**Written problem:**
Retype the records that come next, word for word.

**Data entries:**
--- begin ---

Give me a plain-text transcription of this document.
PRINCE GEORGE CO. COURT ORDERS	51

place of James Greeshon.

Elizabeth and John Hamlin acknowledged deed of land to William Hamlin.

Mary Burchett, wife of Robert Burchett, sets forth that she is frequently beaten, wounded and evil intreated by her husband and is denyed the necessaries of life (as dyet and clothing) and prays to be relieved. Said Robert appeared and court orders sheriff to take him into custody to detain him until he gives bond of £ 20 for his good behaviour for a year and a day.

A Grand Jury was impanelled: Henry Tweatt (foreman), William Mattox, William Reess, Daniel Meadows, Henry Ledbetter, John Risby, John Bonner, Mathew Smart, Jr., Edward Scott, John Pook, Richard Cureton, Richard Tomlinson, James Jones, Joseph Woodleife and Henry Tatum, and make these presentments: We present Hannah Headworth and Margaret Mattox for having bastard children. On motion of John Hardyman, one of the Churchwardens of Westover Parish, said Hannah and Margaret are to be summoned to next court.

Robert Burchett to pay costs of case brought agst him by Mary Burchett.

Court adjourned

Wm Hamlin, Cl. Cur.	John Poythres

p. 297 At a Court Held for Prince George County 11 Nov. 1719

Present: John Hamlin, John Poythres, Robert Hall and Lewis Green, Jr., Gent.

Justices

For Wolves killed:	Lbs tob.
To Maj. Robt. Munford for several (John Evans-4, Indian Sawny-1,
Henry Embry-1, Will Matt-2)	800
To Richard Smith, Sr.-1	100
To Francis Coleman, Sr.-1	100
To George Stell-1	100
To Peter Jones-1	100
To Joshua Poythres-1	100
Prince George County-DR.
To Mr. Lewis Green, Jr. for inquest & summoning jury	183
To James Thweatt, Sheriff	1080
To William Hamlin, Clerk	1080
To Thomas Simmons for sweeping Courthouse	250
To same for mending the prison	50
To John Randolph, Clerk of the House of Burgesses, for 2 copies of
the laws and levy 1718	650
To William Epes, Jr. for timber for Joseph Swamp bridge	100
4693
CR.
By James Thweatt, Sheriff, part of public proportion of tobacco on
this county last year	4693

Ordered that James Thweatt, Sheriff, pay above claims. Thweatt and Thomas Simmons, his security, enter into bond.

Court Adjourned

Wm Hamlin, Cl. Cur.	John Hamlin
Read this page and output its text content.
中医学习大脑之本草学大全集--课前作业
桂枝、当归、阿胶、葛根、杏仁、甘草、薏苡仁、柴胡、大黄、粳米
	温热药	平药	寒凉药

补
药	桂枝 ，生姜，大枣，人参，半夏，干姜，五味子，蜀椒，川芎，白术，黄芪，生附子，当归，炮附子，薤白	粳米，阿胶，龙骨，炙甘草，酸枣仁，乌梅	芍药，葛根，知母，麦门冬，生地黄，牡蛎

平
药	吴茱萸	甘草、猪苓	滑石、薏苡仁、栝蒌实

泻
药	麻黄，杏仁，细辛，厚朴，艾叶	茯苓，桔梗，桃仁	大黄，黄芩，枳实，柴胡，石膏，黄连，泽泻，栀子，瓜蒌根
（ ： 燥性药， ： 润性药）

--- end ---

**Right answer:**
Give me a plain-text transcription of this document.
PRINCE GEORGE CO. COURT ORDERS	51

place of James Greeshon.

Elizabeth and John Hamlin acknowledged deed of land to William Hamlin.

Mary Burchett, wife of Robert Burchett, sets forth that she is frequently beaten, wounded and evil intreated by her husband and is denyed the necessaries of life (as dyet and clothing) and prays to be relieved. Said Robert appeared and court orders sheriff to take him into custody to detain him until he gives bond of £ 20 for his good behaviour for a year and a day.

A Grand Jury was impanelled: Henry Tweatt (foreman), William Mattox, William Reess, Daniel Meadows, Henry Ledbetter, John Risby, John Bonner, Mathew Smart, Jr., Edward Scott, John Pook, Richard Cureton, Richard Tomlinson, James Jones, Joseph Woodleife and Henry Tatum, and make these presentments: We present Hannah Headworth and Margaret Mattox for having bastard children. On motion of John Hardyman, one of the Churchwardens of Westover Parish, said Hannah and Margaret are to be summoned to next court.

Robert Burchett to pay costs of case brought agst him by Mary Burchett.

Court adjourned

Wm Hamlin, Cl. Cur.	John Poythres

p. 297 At a Court Held for Prince George County 11 Nov. 1719

Present: John Hamlin, John Poythres, Robert Hall and Lewis Green, Jr., Gent.

Justices

For Wolves killed:	Lbs tob.
To Maj. Robt. Munford for several (John Evans-4, Indian Sawny-1,
Henry Embry-1, Will Matt-2)	800
To Richard Smith, Sr.-1	100
To Francis Coleman, Sr.-1	100
To George Stell-1	100
To Peter Jones-1	100
To Joshua Poythres-1	100
Prince George County-DR.
To Mr. Lewis Green, Jr. for inquest & summoning jury	183
To James Thweatt, Sheriff	1080
To William Hamlin, Clerk	1080
To Thomas Simmons for sweeping Courthouse	250
To same for mending the prison	50
To John Randolph, Clerk of the House of Burgesses, for 2 copies of
the laws and levy 1718	650
To William Epes, Jr. for timber for Joseph Swamp bridge	100
4693
CR.
By James Thweatt, Sheriff, part of public proportion of tobacco on
this county last year	4693

Ordered that James Thweatt, Sheriff, pay above claims. Thweatt and Thomas Simmons, his security, enter into bond.

Court Adjourned

Wm Hamlin, Cl. Cur.	John Hamlin
Read this page and output its text content.
中医学习大脑之本草学大全集--课前作业
桂枝、当归、阿胶、葛根、杏仁、甘草、薏苡仁、柴胡、大黄、粳米
	温热药	平药	寒凉药

补
药	桂枝 ，生姜，大枣，人参，半夏，干姜，五味子，蜀椒，川芎，白术，黄芪，生附子，当归，炮附子，薤白	粳米，阿胶，龙骨，炙甘草，酸枣仁，乌梅	芍药，葛根，知母，麦门冬，生地黄，牡蛎

平
药	吴茱萸	甘草、猪苓	滑石、薏苡仁、栝蒌实

泻
药	麻黄，杏仁，细辛，厚朴，艾叶	茯苓，桔梗，桃仁	大黄，黄芩，枳实，柴胡，石膏，黄连，泽泻，栀子，瓜蒌根
（ ： 燥性药， ： 润性药）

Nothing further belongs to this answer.